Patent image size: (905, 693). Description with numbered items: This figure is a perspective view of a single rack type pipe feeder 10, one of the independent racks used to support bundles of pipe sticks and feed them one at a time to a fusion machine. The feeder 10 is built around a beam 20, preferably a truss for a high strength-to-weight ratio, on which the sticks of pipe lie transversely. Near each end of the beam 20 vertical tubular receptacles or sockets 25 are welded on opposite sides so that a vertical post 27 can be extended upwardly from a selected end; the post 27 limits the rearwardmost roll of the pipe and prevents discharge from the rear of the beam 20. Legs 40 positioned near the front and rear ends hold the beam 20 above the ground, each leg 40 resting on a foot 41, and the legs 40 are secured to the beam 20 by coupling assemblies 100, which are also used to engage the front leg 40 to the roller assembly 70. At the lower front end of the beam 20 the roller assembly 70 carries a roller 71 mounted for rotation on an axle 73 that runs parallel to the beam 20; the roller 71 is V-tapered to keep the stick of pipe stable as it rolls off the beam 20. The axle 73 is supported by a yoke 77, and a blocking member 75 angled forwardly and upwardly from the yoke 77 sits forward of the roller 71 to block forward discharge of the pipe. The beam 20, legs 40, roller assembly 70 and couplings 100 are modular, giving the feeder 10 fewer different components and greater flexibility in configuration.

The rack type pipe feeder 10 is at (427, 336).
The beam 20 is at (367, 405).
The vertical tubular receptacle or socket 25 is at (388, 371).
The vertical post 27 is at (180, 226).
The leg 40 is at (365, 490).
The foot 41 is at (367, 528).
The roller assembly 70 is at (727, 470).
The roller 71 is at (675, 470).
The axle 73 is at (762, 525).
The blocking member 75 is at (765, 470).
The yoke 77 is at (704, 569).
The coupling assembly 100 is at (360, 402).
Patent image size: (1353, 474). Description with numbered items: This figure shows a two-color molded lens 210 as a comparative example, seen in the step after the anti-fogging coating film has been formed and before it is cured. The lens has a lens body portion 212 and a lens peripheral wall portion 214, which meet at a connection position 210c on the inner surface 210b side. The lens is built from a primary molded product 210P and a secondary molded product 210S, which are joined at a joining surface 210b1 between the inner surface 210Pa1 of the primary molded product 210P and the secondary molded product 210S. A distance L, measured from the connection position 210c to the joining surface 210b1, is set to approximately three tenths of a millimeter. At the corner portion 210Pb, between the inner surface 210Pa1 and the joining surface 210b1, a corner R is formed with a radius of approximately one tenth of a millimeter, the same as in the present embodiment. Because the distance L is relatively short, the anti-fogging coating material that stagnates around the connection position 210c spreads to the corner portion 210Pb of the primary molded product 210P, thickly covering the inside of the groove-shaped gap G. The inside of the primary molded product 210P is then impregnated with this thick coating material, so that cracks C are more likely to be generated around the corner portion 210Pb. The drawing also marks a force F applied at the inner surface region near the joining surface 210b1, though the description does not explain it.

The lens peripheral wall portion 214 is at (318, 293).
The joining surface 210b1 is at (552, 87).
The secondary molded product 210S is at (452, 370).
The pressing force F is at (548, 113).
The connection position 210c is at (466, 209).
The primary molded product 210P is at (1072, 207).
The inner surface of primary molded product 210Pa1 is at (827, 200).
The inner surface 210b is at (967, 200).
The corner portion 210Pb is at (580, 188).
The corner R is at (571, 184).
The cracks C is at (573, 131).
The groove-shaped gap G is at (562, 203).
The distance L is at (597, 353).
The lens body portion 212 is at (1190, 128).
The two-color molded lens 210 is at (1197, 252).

▶ WHAT THE EXERCISE ASKS: Rewrite the items from the first one through the line with "The vertical post 27 is at (180, 226).", replacing "perspective view" with "oblique view" and leaving everything else unchanged.

▶ SOLUTION:
Patent image size: (905, 693). Description with numbered items: This figure is a oblique view of a single rack type pipe feeder 10, one of the independent racks used to support bundles of pipe sticks and feed them one at a time to a fusion machine. The feeder 10 is built around a beam 20, preferably a truss for a high strength-to-weight ratio, on which the sticks of pipe lie transversely. Near each end of the beam 20 vertical tubular receptacles or sockets 25 are welded on opposite sides so that a vertical post 27 can be extended upwardly from a selected end; the post 27 limits the rearwardmost roll of the pipe and prevents discharge from the rear of the beam 20. Legs 40 positioned near the front and rear ends hold the beam 20 above the ground, each leg 40 resting on a foot 41, and the legs 40 are secured to the beam 20 by coupling assemblies 100, which are also used to engage the front leg 40 to the roller assembly 70. At the lower front end of the beam 20 the roller assembly 70 carries a roller 71 mounted for rotation on an axle 73 that runs parallel to the beam 20; the roller 71 is V-tapered to keep the stick of pipe stable as it rolls off the beam 20. The axle 73 is supported by a yoke 77, and a blocking member 75 angled forwardly and upwardly from the yoke 77 sits forward of the roller 71 to block forward discharge of the pipe. The beam 20, legs 40, roller assembly 70 and couplings 100 are modular, giving the feeder 10 fewer different components and greater flexibility in configuration.

The rack type pipe feeder 10 is at (427, 336).
The beam 20 is at (367, 405).
The vertical tubular receptacle or socket 25 is at (388, 371).
The vertical post 27 is at (180, 226).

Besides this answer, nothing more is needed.